### RECORDS

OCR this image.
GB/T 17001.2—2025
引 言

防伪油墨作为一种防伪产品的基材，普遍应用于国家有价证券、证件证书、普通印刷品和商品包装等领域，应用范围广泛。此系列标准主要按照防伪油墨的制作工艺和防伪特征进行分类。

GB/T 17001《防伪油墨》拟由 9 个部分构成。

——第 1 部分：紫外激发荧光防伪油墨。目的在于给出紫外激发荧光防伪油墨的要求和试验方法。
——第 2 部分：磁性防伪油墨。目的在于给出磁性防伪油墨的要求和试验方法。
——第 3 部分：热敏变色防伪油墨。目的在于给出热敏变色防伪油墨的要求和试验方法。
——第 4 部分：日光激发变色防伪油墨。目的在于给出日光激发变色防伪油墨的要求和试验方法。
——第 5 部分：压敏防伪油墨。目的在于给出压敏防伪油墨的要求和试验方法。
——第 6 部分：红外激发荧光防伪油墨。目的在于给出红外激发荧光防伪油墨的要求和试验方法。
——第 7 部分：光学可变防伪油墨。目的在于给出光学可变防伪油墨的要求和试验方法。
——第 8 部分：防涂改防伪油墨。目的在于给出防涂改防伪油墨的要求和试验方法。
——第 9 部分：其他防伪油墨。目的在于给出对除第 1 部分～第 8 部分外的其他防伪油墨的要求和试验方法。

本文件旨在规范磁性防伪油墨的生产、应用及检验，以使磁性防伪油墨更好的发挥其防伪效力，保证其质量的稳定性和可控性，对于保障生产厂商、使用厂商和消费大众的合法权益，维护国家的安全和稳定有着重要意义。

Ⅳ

### EXERCISE AIM
Please restate the whole listing word for word.

### RESULT OF THE EXERCISE
OCR this image.
GB/T 17001.2—2025
引 言

防伪油墨作为一种防伪产品的基材，普遍应用于国家有价证券、证件证书、普通印刷品和商品包装等领域，应用范围广泛。此系列标准主要按照防伪油墨的制作工艺和防伪特征进行分类。

GB/T 17001《防伪油墨》拟由 9 个部分构成。

——第 1 部分：紫外激发荧光防伪油墨。目的在于给出紫外激发荧光防伪油墨的要求和试验方法。
——第 2 部分：磁性防伪油墨。目的在于给出磁性防伪油墨的要求和试验方法。
——第 3 部分：热敏变色防伪油墨。目的在于给出热敏变色防伪油墨的要求和试验方法。
——第 4 部分：日光激发变色防伪油墨。目的在于给出日光激发变色防伪油墨的要求和试验方法。
——第 5 部分：压敏防伪油墨。目的在于给出压敏防伪油墨的要求和试验方法。
——第 6 部分：红外激发荧光防伪油墨。目的在于给出红外激发荧光防伪油墨的要求和试验方法。
——第 7 部分：光学可变防伪油墨。目的在于给出光学可变防伪油墨的要求和试验方法。
——第 8 部分：防涂改防伪油墨。目的在于给出防涂改防伪油墨的要求和试验方法。
——第 9 部分：其他防伪油墨。目的在于给出对除第 1 部分～第 8 部分外的其他防伪油墨的要求和试验方法。

本文件旨在规范磁性防伪油墨的生产、应用及检验，以使磁性防伪油墨更好的发挥其防伪效力，保证其质量的稳定性和可控性，对于保障生产厂商、使用厂商和消费大众的合法权益，维护国家的安全和稳定有着重要意义。

Ⅳ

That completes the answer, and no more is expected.